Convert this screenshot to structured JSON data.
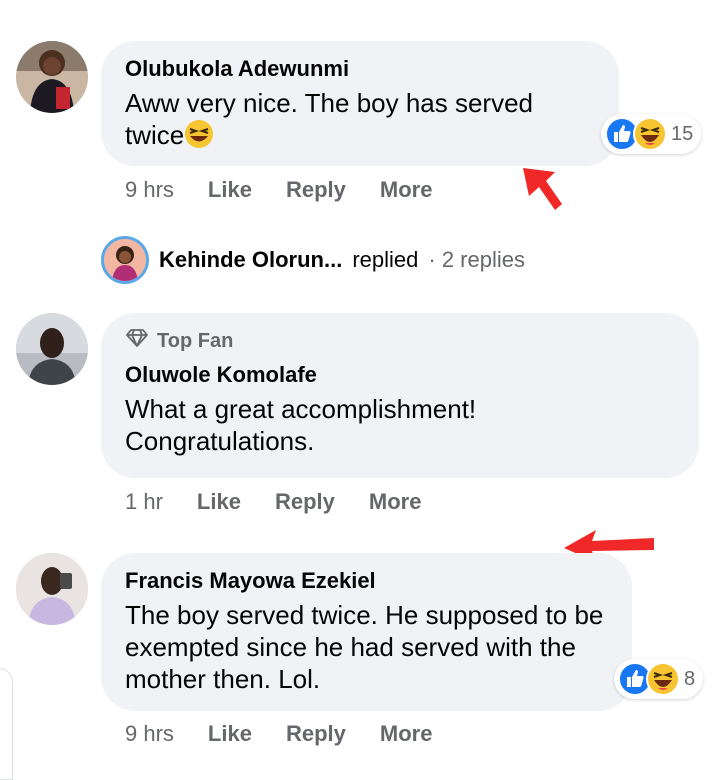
{
  "comments": [
    {
      "author": "Olubukola Adewunmi",
      "text": "Aww very nice. The boy has served twice",
      "time": "9 hrs",
      "reaction_count": "15"
    },
    {
      "badge": "Top Fan",
      "author": "Oluwole Komolafe",
      "text": "What a great accomplishment! Congratulations.",
      "time": "1 hr"
    },
    {
      "author": "Francis Mayowa Ezekiel",
      "text": "The boy served twice. He supposed to be exempted since he had served with the mother then. Lol.",
      "time": "9 hrs",
      "reaction_count": "8"
    }
  ],
  "reply_thread": {
    "name": "Kehinde Olorun...",
    "verb": "replied",
    "count": "· 2 replies"
  },
  "actions": {
    "like": "Like",
    "reply": "Reply",
    "more": "More"
  },
  "colors": {
    "bubble": "#f0f2f5",
    "secondary_text": "#65676b",
    "like_blue": "#1877f2",
    "annotation_arrow": "#f02828"
  },
  "icons": [
    "like-reaction-icon",
    "haha-reaction-icon",
    "laughing-emoji-icon",
    "diamond-icon",
    "red-arrow-annotation"
  ]
}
____________________
> _DIRECTION_: Going through the entries above, report how many lines include the string "served". The number alone is the answer.

> _SOLUTION TO THE EXERCISE_: 2